■ **GIVEN REQUEST**
Copy all lines in which the word "from" can be found.

■ **INPUT DATA**
BEGIN

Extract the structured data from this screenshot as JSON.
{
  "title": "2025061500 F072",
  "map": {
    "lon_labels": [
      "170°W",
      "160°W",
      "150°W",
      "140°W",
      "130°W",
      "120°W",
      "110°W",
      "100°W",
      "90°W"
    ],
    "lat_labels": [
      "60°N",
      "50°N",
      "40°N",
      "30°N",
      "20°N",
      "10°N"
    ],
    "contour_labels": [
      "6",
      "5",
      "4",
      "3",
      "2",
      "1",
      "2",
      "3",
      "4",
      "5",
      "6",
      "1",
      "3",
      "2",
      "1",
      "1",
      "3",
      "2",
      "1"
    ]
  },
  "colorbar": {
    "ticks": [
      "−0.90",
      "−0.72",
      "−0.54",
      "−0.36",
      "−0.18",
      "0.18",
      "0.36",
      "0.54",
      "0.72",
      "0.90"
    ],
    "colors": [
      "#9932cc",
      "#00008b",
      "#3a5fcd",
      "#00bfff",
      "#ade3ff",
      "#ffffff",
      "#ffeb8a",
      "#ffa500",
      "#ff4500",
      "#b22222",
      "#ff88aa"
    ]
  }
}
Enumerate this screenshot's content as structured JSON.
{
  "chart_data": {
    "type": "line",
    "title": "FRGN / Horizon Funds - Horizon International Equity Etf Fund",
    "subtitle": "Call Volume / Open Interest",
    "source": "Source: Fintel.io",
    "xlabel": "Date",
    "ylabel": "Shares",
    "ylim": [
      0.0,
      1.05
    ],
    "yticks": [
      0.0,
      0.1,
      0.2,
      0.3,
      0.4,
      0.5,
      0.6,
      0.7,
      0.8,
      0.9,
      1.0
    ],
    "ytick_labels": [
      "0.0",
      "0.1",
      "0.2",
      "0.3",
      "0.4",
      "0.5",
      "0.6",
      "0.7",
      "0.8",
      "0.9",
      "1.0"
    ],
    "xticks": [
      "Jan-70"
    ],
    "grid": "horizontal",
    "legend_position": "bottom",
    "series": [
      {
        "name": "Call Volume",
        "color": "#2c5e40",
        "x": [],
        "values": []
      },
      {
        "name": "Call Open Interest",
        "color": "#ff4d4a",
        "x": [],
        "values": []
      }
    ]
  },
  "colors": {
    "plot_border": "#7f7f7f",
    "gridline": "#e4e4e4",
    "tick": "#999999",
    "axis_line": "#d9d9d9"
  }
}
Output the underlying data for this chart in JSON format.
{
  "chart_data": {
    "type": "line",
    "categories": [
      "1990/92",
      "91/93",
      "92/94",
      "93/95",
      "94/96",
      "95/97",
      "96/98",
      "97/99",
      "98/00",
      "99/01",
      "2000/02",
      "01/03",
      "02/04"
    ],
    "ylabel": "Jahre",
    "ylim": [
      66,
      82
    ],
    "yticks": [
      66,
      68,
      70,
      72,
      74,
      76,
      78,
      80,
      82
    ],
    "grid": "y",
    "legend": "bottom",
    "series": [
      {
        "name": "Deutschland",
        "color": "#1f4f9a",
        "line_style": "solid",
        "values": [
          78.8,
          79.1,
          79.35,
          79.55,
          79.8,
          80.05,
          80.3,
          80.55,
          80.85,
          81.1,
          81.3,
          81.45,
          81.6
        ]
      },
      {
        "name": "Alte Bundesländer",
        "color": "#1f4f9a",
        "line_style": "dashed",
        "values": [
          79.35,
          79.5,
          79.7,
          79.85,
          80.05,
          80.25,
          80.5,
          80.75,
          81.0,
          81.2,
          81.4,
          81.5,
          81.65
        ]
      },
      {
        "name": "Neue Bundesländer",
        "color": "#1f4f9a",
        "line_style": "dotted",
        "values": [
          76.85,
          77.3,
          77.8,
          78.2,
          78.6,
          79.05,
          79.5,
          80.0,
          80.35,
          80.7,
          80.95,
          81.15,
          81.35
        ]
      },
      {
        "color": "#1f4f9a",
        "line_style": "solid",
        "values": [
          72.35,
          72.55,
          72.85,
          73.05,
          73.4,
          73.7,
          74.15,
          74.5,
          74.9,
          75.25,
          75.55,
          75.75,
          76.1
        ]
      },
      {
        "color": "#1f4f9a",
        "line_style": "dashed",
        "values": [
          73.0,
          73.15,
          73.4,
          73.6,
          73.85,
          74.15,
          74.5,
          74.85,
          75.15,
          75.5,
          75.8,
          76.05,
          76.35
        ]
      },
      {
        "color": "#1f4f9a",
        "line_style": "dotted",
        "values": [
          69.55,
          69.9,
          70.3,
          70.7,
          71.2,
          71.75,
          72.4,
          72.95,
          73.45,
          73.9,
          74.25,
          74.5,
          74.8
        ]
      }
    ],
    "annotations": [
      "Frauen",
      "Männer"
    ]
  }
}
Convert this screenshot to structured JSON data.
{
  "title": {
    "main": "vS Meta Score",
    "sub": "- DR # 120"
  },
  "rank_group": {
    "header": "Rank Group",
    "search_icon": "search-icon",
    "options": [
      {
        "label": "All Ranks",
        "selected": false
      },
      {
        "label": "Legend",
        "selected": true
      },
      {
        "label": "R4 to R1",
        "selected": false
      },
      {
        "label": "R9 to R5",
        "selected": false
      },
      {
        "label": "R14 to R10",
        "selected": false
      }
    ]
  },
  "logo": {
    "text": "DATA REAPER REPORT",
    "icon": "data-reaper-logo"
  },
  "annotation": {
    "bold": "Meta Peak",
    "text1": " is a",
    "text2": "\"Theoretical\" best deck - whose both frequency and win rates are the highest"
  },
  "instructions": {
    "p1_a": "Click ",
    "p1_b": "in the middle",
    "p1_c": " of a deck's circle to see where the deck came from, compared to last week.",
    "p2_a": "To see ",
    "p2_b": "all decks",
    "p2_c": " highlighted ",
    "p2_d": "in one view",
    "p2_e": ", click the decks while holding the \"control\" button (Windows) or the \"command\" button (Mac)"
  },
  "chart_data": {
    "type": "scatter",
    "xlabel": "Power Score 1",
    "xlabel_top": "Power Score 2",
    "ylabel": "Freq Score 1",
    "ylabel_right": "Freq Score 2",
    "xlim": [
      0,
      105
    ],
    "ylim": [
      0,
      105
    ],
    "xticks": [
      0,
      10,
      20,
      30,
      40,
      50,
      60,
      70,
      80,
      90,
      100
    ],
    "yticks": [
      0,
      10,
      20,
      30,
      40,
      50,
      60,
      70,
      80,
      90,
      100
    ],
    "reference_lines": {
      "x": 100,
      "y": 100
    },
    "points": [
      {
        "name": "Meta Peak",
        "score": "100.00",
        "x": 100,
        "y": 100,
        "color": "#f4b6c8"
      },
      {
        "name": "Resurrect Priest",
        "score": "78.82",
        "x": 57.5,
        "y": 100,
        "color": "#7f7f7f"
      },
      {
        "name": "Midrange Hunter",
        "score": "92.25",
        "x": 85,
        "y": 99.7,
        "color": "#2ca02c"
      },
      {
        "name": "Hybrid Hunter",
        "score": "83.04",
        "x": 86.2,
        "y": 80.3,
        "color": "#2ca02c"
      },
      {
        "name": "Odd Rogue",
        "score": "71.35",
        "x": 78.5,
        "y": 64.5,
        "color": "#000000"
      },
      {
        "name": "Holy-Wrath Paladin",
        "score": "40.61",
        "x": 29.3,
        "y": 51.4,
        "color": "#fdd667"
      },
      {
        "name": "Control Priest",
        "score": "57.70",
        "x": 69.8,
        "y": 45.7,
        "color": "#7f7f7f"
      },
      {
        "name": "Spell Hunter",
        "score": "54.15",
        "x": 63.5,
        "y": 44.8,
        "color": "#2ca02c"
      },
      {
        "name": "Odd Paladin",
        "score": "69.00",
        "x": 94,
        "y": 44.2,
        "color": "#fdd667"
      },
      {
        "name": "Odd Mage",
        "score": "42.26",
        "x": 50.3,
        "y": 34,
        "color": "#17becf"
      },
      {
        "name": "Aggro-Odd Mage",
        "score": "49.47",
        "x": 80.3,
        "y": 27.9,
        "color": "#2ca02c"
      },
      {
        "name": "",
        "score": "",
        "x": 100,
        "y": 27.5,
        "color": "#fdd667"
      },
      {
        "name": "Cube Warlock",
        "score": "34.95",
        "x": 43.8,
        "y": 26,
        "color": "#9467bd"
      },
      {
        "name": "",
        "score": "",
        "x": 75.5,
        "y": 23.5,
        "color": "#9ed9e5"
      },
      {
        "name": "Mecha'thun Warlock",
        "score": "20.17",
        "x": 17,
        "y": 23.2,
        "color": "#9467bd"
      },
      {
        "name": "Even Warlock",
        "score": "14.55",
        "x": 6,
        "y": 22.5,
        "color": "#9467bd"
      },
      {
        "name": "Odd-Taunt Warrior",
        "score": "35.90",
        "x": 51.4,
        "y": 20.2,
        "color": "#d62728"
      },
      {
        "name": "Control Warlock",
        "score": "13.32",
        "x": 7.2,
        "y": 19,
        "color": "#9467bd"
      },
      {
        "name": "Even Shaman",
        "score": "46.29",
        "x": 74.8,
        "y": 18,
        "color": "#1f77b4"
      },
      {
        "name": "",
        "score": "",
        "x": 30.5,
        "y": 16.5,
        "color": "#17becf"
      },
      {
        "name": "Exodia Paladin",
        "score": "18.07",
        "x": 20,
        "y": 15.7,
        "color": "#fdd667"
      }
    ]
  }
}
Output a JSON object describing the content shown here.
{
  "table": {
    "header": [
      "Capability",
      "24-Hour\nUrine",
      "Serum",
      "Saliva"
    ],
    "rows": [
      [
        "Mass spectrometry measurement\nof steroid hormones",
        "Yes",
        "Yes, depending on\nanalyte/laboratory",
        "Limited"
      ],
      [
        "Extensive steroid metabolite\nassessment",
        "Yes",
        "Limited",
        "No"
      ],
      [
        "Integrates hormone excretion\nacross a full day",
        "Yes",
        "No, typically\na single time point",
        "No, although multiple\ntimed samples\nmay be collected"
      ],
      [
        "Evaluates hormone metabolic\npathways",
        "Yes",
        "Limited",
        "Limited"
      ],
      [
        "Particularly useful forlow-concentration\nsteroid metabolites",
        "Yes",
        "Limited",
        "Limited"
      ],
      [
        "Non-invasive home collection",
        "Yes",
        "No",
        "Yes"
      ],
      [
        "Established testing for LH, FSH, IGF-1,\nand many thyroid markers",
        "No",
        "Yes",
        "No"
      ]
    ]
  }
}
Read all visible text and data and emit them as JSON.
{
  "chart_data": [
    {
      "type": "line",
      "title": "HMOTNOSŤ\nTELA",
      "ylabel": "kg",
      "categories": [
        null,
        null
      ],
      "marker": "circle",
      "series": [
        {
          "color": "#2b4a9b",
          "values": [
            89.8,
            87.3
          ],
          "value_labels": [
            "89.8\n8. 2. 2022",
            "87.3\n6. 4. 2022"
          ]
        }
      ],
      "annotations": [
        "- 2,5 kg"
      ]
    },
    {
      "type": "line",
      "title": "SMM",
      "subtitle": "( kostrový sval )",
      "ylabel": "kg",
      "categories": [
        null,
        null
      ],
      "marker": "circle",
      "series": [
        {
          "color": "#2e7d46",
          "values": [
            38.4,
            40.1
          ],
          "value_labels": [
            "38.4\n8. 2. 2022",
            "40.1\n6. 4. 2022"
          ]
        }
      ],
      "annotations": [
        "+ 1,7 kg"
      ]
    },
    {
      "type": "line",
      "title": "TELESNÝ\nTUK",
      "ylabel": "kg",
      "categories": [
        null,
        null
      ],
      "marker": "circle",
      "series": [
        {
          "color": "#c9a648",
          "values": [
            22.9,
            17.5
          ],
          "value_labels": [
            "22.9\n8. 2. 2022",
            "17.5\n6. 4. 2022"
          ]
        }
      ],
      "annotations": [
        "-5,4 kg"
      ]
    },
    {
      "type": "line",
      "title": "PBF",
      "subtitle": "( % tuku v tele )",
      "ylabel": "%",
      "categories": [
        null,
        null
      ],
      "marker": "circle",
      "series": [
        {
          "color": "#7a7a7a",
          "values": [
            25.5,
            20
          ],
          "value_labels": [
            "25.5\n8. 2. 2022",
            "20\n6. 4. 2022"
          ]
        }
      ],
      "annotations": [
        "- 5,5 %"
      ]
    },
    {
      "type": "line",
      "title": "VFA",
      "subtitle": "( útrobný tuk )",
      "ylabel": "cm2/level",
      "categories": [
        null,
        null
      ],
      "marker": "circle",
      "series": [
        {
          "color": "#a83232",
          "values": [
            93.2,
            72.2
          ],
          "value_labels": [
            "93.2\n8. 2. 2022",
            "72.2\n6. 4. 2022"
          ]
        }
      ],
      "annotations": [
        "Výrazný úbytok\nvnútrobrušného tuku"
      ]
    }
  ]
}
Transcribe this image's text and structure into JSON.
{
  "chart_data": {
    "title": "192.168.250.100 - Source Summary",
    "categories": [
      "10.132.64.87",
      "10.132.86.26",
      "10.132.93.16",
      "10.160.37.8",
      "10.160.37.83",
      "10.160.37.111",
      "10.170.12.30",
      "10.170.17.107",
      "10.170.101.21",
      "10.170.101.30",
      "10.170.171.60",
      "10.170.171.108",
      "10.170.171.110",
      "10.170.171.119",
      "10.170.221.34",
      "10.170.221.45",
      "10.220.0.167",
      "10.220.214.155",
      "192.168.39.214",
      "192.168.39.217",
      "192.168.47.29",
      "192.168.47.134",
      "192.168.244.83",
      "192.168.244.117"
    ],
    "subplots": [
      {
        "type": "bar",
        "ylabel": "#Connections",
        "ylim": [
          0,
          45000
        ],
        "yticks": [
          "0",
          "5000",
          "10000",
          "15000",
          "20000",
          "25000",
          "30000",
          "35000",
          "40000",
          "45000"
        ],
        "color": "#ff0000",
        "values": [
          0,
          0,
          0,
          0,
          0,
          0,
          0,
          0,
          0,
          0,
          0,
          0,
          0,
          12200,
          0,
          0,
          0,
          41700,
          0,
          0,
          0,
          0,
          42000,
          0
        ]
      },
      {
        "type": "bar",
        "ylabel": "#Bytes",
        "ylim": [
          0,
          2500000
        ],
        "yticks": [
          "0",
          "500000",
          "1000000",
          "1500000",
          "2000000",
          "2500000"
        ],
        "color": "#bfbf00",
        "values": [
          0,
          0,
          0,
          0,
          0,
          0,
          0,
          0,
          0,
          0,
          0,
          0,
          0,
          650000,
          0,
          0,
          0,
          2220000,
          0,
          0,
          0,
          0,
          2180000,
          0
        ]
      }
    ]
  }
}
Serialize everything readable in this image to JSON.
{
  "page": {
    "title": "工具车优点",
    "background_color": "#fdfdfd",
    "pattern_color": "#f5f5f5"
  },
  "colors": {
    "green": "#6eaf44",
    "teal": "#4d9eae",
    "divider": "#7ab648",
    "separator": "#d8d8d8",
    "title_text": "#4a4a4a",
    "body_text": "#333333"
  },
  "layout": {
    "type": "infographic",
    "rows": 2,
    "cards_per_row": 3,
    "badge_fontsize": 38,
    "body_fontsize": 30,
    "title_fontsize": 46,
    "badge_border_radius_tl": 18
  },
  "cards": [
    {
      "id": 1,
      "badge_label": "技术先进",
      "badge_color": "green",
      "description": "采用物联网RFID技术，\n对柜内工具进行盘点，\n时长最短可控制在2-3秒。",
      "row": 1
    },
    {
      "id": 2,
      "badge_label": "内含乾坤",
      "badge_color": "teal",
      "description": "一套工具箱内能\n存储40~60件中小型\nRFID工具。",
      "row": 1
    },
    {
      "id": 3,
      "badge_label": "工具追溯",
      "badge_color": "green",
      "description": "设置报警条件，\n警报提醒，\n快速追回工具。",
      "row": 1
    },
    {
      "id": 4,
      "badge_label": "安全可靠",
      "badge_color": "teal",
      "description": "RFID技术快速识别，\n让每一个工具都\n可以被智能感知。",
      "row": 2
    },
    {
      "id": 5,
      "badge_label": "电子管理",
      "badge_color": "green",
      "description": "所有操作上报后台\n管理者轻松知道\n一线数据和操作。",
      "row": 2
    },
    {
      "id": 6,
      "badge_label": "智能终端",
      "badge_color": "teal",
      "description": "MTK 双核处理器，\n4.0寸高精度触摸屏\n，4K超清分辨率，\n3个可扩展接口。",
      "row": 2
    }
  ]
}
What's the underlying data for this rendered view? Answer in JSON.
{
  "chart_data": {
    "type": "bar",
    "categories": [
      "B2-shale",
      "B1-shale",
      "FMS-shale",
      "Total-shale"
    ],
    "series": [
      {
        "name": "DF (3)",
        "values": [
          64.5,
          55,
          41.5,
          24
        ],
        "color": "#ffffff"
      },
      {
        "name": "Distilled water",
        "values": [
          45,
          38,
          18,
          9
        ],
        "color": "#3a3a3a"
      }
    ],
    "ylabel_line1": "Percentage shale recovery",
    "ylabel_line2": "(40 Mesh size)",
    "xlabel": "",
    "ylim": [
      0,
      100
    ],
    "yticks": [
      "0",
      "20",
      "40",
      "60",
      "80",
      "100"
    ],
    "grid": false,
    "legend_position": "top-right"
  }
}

END

■ **FINISHED ANSWER**
Extract the structured data from this screenshot as JSON.
    "p1_c": " of a deck's circle to see where the deck came from, compared to last week.",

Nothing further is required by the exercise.